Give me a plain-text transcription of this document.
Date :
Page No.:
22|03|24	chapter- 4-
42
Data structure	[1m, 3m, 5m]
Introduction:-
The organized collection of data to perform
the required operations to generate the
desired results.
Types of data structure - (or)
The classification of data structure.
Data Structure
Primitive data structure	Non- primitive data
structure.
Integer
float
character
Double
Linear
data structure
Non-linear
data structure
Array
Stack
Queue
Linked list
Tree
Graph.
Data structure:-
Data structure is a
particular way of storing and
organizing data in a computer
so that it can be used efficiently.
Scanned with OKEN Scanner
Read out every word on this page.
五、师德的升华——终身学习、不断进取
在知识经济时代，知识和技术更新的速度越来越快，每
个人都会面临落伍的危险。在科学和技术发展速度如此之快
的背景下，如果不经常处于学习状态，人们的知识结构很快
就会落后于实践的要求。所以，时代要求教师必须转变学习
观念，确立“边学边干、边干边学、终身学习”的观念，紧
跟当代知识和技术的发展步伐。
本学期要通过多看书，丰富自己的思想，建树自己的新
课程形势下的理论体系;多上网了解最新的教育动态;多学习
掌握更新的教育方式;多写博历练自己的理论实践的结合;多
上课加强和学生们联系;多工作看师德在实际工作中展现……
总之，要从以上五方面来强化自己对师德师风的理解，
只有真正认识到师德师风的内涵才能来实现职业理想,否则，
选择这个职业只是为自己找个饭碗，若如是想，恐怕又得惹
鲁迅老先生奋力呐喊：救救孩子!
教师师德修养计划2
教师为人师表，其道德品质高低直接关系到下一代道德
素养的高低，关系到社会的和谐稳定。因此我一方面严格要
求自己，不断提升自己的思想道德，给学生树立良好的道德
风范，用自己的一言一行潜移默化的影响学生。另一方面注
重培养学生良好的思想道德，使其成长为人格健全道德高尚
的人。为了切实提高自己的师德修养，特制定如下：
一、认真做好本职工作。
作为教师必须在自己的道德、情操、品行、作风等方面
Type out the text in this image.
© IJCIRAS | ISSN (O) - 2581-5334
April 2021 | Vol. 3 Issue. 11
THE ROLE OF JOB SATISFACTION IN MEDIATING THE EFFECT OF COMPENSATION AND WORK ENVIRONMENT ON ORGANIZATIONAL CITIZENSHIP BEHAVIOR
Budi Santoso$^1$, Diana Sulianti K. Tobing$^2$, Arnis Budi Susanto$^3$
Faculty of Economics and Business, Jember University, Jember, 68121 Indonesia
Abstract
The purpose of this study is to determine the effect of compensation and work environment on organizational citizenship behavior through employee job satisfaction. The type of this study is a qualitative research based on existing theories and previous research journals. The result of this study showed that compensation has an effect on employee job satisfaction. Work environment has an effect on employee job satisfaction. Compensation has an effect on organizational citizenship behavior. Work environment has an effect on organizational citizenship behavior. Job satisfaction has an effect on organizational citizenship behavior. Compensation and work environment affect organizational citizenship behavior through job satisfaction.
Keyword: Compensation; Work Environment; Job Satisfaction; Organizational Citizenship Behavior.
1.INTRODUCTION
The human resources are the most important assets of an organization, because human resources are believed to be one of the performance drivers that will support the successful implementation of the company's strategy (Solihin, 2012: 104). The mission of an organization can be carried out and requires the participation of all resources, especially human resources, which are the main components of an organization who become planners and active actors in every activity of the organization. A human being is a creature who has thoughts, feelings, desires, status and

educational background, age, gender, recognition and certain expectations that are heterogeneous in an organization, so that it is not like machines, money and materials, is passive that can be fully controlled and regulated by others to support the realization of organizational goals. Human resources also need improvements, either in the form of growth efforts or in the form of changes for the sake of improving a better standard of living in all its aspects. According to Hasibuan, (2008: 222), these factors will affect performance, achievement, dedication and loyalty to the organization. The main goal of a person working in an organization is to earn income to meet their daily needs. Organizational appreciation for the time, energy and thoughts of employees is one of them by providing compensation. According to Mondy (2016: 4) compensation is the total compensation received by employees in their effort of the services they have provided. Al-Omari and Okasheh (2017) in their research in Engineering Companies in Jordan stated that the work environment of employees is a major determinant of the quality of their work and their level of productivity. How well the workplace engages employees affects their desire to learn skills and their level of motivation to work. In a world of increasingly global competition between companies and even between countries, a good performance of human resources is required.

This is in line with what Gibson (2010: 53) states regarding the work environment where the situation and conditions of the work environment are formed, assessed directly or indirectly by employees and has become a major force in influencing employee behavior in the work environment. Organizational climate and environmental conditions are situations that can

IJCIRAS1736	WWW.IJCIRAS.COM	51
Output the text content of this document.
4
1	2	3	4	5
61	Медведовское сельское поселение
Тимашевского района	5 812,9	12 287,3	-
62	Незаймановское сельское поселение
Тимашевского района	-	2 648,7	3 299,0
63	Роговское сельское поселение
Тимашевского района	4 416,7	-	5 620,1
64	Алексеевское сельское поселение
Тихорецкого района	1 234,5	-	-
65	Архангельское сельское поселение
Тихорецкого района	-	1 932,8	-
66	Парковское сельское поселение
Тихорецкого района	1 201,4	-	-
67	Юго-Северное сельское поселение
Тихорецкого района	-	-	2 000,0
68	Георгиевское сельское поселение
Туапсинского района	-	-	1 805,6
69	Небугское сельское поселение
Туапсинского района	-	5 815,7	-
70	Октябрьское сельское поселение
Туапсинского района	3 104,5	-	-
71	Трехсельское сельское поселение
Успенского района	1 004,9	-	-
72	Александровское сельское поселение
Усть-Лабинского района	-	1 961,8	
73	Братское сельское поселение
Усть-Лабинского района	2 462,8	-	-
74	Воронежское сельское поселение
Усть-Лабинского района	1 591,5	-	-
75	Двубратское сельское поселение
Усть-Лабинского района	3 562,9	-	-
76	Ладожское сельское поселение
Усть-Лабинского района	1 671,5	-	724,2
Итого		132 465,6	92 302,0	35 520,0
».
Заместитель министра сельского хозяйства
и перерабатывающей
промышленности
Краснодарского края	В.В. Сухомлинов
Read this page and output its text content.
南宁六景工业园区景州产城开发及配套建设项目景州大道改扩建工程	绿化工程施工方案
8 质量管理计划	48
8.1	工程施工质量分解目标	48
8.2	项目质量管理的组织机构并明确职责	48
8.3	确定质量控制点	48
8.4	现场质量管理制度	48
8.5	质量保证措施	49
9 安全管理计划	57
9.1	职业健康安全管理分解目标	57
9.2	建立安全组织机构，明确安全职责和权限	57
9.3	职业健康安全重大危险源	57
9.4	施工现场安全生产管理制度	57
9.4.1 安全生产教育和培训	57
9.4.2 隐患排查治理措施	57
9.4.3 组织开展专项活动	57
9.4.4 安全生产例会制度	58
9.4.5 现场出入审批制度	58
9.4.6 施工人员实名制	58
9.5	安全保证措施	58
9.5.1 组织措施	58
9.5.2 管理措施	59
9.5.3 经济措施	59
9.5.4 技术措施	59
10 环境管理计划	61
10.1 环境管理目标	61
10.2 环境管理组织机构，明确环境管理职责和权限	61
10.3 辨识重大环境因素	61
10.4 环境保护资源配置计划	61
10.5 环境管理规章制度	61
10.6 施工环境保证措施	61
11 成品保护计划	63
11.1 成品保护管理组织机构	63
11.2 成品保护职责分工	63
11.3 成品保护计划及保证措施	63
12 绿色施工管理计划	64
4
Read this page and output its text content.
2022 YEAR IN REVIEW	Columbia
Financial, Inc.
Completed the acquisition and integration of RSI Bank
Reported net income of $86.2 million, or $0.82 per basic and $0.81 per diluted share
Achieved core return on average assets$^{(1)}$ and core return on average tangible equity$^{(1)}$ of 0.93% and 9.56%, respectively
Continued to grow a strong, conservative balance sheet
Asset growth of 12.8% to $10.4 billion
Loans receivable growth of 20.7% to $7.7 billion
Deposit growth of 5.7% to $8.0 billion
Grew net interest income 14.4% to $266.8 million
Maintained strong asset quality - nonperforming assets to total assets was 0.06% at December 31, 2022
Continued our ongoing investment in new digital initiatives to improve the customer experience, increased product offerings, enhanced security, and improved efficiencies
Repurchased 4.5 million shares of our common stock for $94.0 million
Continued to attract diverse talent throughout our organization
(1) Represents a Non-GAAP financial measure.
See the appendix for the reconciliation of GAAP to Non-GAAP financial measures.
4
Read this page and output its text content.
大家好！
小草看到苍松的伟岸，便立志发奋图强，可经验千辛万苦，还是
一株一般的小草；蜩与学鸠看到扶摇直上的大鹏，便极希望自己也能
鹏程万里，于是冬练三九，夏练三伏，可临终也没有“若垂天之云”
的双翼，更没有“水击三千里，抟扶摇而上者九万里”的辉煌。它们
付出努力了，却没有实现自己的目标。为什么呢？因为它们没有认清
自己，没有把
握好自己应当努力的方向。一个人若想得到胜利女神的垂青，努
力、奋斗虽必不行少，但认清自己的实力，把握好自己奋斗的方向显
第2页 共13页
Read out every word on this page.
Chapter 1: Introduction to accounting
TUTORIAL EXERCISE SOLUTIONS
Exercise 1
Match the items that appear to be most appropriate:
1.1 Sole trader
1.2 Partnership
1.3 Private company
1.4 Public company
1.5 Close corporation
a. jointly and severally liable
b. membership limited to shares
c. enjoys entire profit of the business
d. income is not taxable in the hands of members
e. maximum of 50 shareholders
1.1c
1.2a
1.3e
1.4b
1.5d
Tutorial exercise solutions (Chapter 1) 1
-.-.-
• [SHORT PROBLEM]:
Pick out the lines containing the string "终身学习".

• [CORRECT RESULT]:
五、师德的升华——终身学习、不断进取
观念，确立“边学边干、边干边学、终身学习”的观念，紧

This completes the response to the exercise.